• EXERCISE PROMPT
Copy every line in the records below that contains the word "Output".

# start of TASK DATA

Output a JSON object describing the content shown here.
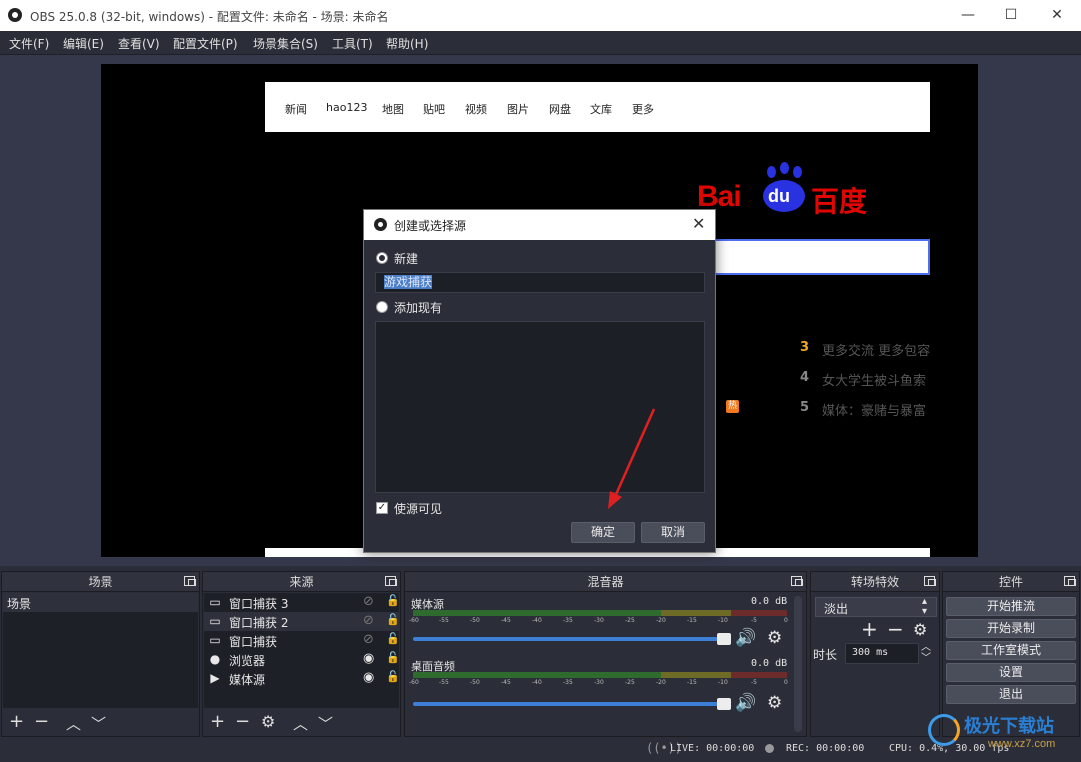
{
  "window": {
    "title": "OBS 25.0.8 (32-bit, windows) - 配置文件: 未命名 - 场景: 未命名",
    "min_glyph": "—",
    "max_glyph": "☐",
    "close_glyph": "✕"
  },
  "menu": [
    "文件(F)",
    "编辑(E)",
    "查看(V)",
    "配置文件(P)",
    "场景集合(S)",
    "工具(T)",
    "帮助(H)"
  ],
  "preview": {
    "web_nav": [
      "新闻",
      "hao123",
      "地图",
      "贴吧",
      "视频",
      "图片",
      "网盘",
      "文库",
      "更多"
    ],
    "logo_left": "Bai",
    "logo_mid": "du",
    "logo_right": "百度",
    "hot_items": [
      {
        "num": "3",
        "text": "更多交流 更多包容"
      },
      {
        "num": "4",
        "text": "女大学生被斗鱼索"
      },
      {
        "num": "5",
        "text": "媒体：豪赌与暴富"
      }
    ],
    "hot_badge": "热"
  },
  "dialog": {
    "title": "创建或选择源",
    "close_glyph": "✕",
    "new_label": "新建",
    "name_value": "游戏捕获",
    "existing_label": "添加现有",
    "visible_label": "使源可见",
    "visible_checked": true,
    "ok_label": "确定",
    "cancel_label": "取消"
  },
  "docks": {
    "scenes": {
      "title": "场景",
      "items": [
        "场景"
      ]
    },
    "sources": {
      "title": "来源",
      "items": [
        {
          "label": "窗口捕获 3",
          "icon": "window-icon",
          "visible": false
        },
        {
          "label": "窗口捕获 2",
          "icon": "window-icon",
          "visible": false
        },
        {
          "label": "窗口捕获",
          "icon": "window-icon",
          "visible": false
        },
        {
          "label": "浏览器",
          "icon": "globe-icon",
          "visible": true
        },
        {
          "label": "媒体源",
          "icon": "play-icon",
          "visible": true
        }
      ]
    },
    "mixer": {
      "title": "混音器",
      "channels": [
        {
          "name": "媒体源",
          "level": "0.0 dB"
        },
        {
          "name": "桌面音频",
          "level": "0.0 dB"
        }
      ],
      "ticks": [
        "-60",
        "-55",
        "-50",
        "-45",
        "-40",
        "-35",
        "-30",
        "-25",
        "-20",
        "-15",
        "-10",
        "-5",
        "0"
      ]
    },
    "transitions": {
      "title": "转场特效",
      "selected": "淡出",
      "duration_label": "时长",
      "duration_value": "300 ms"
    },
    "controls": {
      "title": "控件",
      "buttons": [
        "开始推流",
        "开始录制",
        "工作室模式",
        "设置",
        "退出"
      ]
    }
  },
  "status": {
    "live": "LIVE: 00:00:00",
    "rec": "REC: 00:00:00",
    "cpu": "CPU: 0.4%, 30.00 fps"
  },
  "watermark": {
    "main": "极光下载站",
    "url": "www.xz7.com"
  },
  "colors": {
    "accent": "#3d7fd6",
    "arrow": "#e02020",
    "baidu_red": "#e10602",
    "baidu_blue": "#2932e1"
  }
}
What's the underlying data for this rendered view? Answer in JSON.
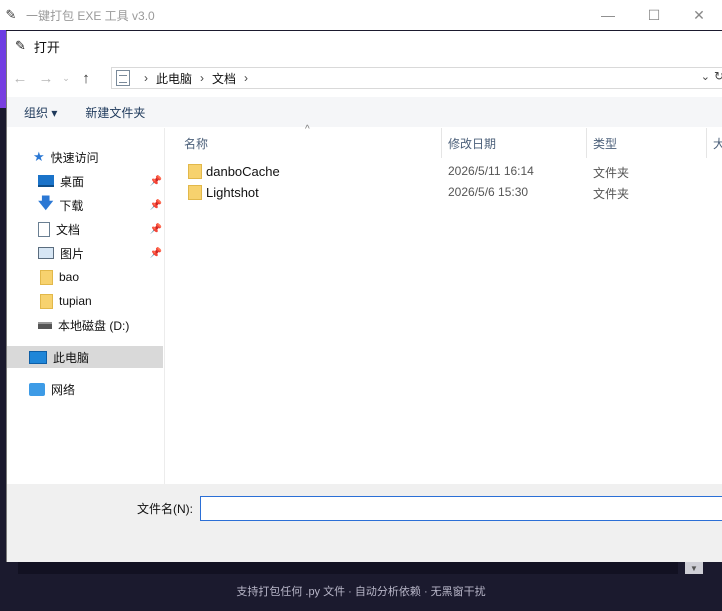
{
  "app": {
    "title": "一键打包 EXE 工具 v3.0",
    "footer_text": "支持打包任何 .py 文件 · 自动分析依赖 · 无黑窗干扰",
    "accent_color": "#6b3de3",
    "background_color": "#1b1a2e"
  },
  "dialog": {
    "title": "打开",
    "address": {
      "icon": "documents-folder-icon",
      "path": [
        "此电脑",
        "文档"
      ]
    },
    "toolbar": {
      "organize_label": "组织 ▾",
      "new_folder_label": "新建文件夹"
    },
    "sidebar": {
      "quick_access": "快速访问",
      "items": [
        {
          "label": "桌面",
          "icon": "desktop-icon",
          "pinned": true
        },
        {
          "label": "下载",
          "icon": "download-icon",
          "pinned": true
        },
        {
          "label": "文档",
          "icon": "documents-icon",
          "pinned": true
        },
        {
          "label": "图片",
          "icon": "pictures-icon",
          "pinned": true
        },
        {
          "label": "bao",
          "icon": "folder-icon",
          "pinned": false
        },
        {
          "label": "tupian",
          "icon": "folder-icon",
          "pinned": false
        },
        {
          "label": "本地磁盘 (D:)",
          "icon": "drive-icon",
          "pinned": false
        }
      ],
      "this_pc": "此电脑",
      "network": "网络"
    },
    "columns": {
      "name": "名称",
      "date": "修改日期",
      "type": "类型",
      "size": "大"
    },
    "files": [
      {
        "name": "danboCache",
        "date": "2026/5/11 16:14",
        "type": "文件夹"
      },
      {
        "name": "Lightshot",
        "date": "2026/5/6 15:30",
        "type": "文件夹"
      }
    ],
    "filename_label": "文件名(N):",
    "filename_value": ""
  }
}
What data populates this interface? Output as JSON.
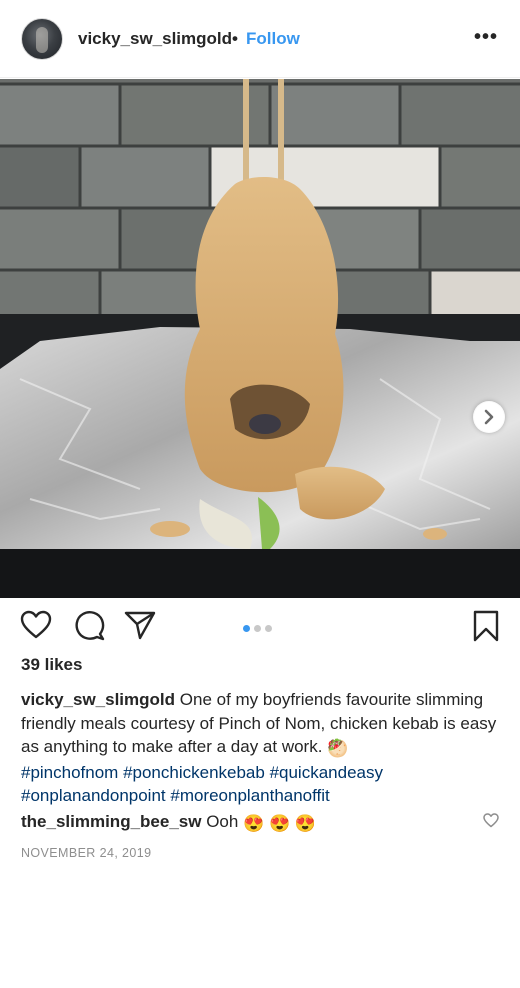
{
  "post": {
    "username": "vicky_sw_slimgold",
    "separator": "•",
    "follow_label": "Follow",
    "more_label": "•••",
    "avatar_icon": "profile-photo",
    "photo_icon": "food-photo-chicken-kebab",
    "carousel": {
      "total": 3,
      "current": 1
    },
    "likes": "39 likes",
    "caption": {
      "username": "vicky_sw_slimgold",
      "text": "One of my boyfriends favourite slimming friendly meals courtesy of Pinch of Nom, chicken kebab is easy as anything to make after a day at work.",
      "emoji": "🥙",
      "hashtags": "#pinchofnom #ponchickenkebab #quickandeasy #onplanandonpoint #moreonplanthanoffit"
    },
    "comment": {
      "username": "the_slimming_bee_sw",
      "text": "Ooh",
      "emojis": "😍 😍 😍"
    },
    "date": "NOVEMBER 24, 2019"
  },
  "colors": {
    "link": "#3897f0",
    "hashtag": "#003569",
    "muted": "#8e8e8e",
    "text": "#262626"
  },
  "icons": [
    "heart-icon",
    "comment-icon",
    "share-icon",
    "bookmark-icon",
    "chevron-right-icon",
    "like-comment-heart-icon"
  ]
}
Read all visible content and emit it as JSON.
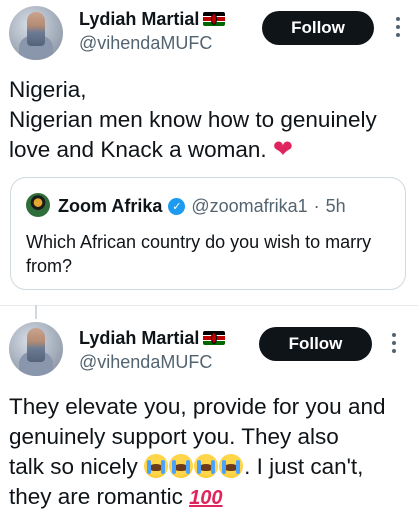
{
  "tweets": [
    {
      "author": {
        "name": "Lydiah Martial",
        "handle": "@vihendaMUFC"
      },
      "follow_label": "Follow",
      "text_lines": [
        "Nigeria,",
        "Nigerian men know how to genuinely",
        "love and Knack a woman."
      ],
      "heart_emoji": "❤",
      "quoted": {
        "name": "Zoom Afrika",
        "handle": "@zoomafrika1",
        "separator": "·",
        "time": "5h",
        "text": "Which African country do you wish to marry from?"
      }
    },
    {
      "author": {
        "name": "Lydiah Martial",
        "handle": "@vihendaMUFC"
      },
      "follow_label": "Follow",
      "text_lines": [
        "They elevate you, provide for you and",
        "genuinely support you. They also",
        "talk so nicely",
        ". I just can't,",
        "they are romantic"
      ],
      "hundred_emoji": "100"
    }
  ],
  "icons": {
    "flag": "kenya-flag-icon",
    "more": "more-dots-icon",
    "verified": "verified-badge-icon"
  },
  "colors": {
    "follow_bg": "#0f1419",
    "handle": "#536471",
    "verified": "#1d9bf0",
    "heart": "#e0245e"
  }
}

# end of TASK DATA

• COMPLETED EXERCISE
Output a JSON object describing the content shown here.
What data populates this interface? Output as JSON.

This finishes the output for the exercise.